TASK DIRECTIONS.
Copy out each line of the listing that has the word "JSON" in it.
# # # # # # #
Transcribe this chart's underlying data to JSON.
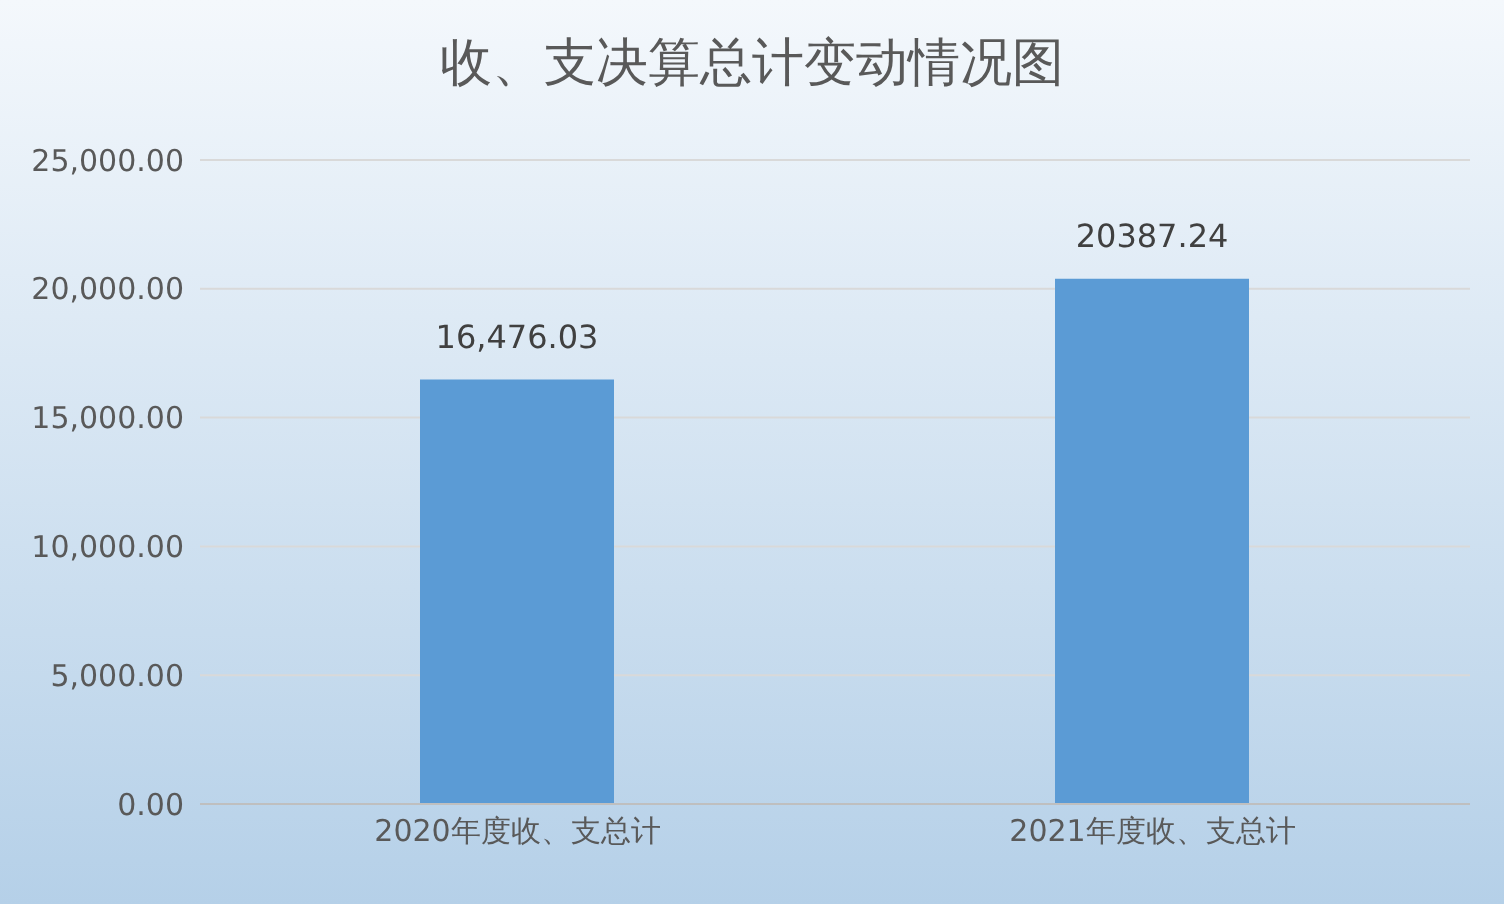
{
  "chart_data": {
    "type": "bar",
    "title": "收、支决算总计变动情况图",
    "categories": [
      "2020年度收、支总计",
      "2021年度收、支总计"
    ],
    "values": [
      16476.03,
      20387.24
    ],
    "value_labels": [
      "16,476.03",
      "20387.24"
    ],
    "color": "#5b9bd5",
    "ylim": [
      0,
      25000
    ],
    "yticks": [
      {
        "value": 0,
        "label": "0.00"
      },
      {
        "value": 5000,
        "label": "5,000.00"
      },
      {
        "value": 10000,
        "label": "10,000.00"
      },
      {
        "value": 15000,
        "label": "15,000.00"
      },
      {
        "value": 20000,
        "label": "20,000.00"
      },
      {
        "value": 25000,
        "label": "25,000.00"
      }
    ],
    "grid": "y",
    "legend": false
  }
}
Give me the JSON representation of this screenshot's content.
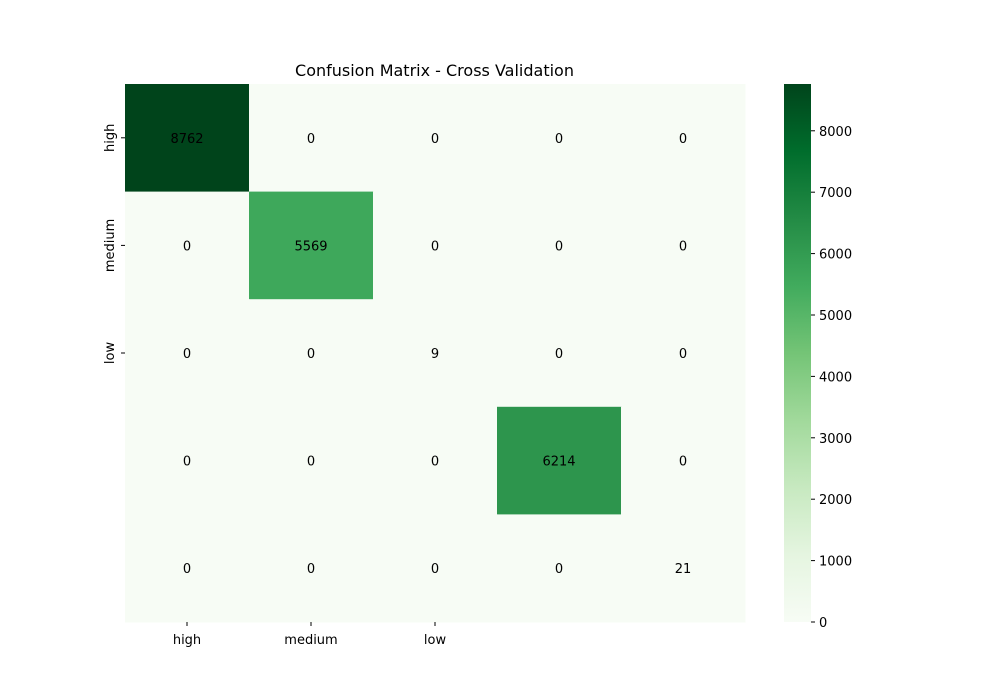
{
  "chart_data": {
    "type": "heatmap",
    "title": "Confusion Matrix - Cross Validation",
    "xlabel": "",
    "ylabel": "",
    "x_tick_labels": [
      "high",
      "medium",
      "low",
      "",
      ""
    ],
    "y_tick_labels": [
      "high",
      "medium",
      "low",
      "",
      ""
    ],
    "matrix": [
      [
        8762,
        0,
        0,
        0,
        0
      ],
      [
        0,
        5569,
        0,
        0,
        0
      ],
      [
        0,
        0,
        9,
        0,
        0
      ],
      [
        0,
        0,
        0,
        6214,
        0
      ],
      [
        0,
        0,
        0,
        0,
        21
      ]
    ],
    "colormap": "Greens",
    "colorbar": {
      "range": [
        0,
        8762
      ],
      "ticks": [
        0,
        1000,
        2000,
        3000,
        4000,
        5000,
        6000,
        7000,
        8000
      ]
    },
    "colors": {
      "low": "#f7fcf5",
      "high": "#00441b",
      "annotation_dark": "#262626",
      "annotation_light": "#ffffff"
    },
    "grid": false
  }
}
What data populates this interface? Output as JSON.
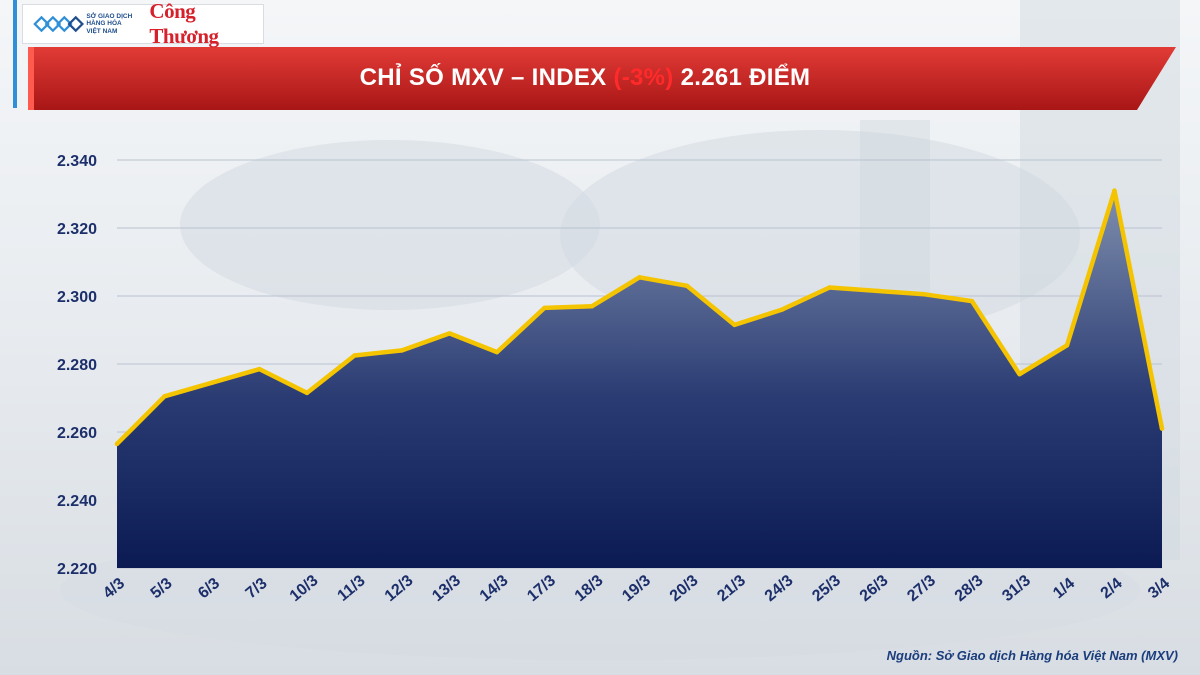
{
  "logo": {
    "org_line1": "SỞ GIAO DỊCH",
    "org_line2": "HÀNG HÓA",
    "org_line3": "VIỆT NAM",
    "brand": "Công Thương"
  },
  "title": {
    "prefix": "CHỈ SỐ MXV – INDEX ",
    "change": "(-3%)",
    "suffix": " 2.261 ĐIỂM"
  },
  "source": "Nguồn: Sở Giao dịch Hàng hóa Việt Nam (MXV)",
  "colors": {
    "line": "#f5c400",
    "fill_top": "#7f8fae",
    "fill_bottom": "#0b1a52",
    "axis_text": "#1c2f6a",
    "banner": "#c62828",
    "change": "#ff2a2a"
  },
  "chart_data": {
    "type": "area",
    "title": "CHỈ SỐ MXV – INDEX (-3%) 2.261 ĐIỂM",
    "x": [
      "4/3",
      "5/3",
      "6/3",
      "7/3",
      "10/3",
      "11/3",
      "12/3",
      "13/3",
      "14/3",
      "17/3",
      "18/3",
      "19/3",
      "20/3",
      "21/3",
      "24/3",
      "25/3",
      "26/3",
      "27/3",
      "28/3",
      "31/3",
      "1/4",
      "2/4",
      "3/4"
    ],
    "series": [
      {
        "values": [
          2256.5,
          2270.5,
          2274.5,
          2278.5,
          2271.5,
          2282.5,
          2284,
          2289,
          2283.5,
          2296.5,
          2297,
          2305.5,
          2303,
          2291.5,
          2296,
          2302.5,
          2301.5,
          2300.5,
          2298.5,
          2277,
          2285.5,
          2331,
          2261
        ]
      }
    ],
    "ylim": [
      2220,
      2340
    ],
    "yticks": [
      2220,
      2240,
      2260,
      2280,
      2300,
      2320,
      2340
    ],
    "ytick_labels": [
      "2.220",
      "2.240",
      "2.260",
      "2.280",
      "2.300",
      "2.320",
      "2.340"
    ],
    "grid": true,
    "xlabel": "",
    "ylabel": ""
  }
}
# # # # # # #
SOLUTION TO THIS PROBLEM.
Transcribe this chart's underlying data to JSON.
Give me the JSON representation of this screenshot's content.
What data populates this interface? Output as JSON.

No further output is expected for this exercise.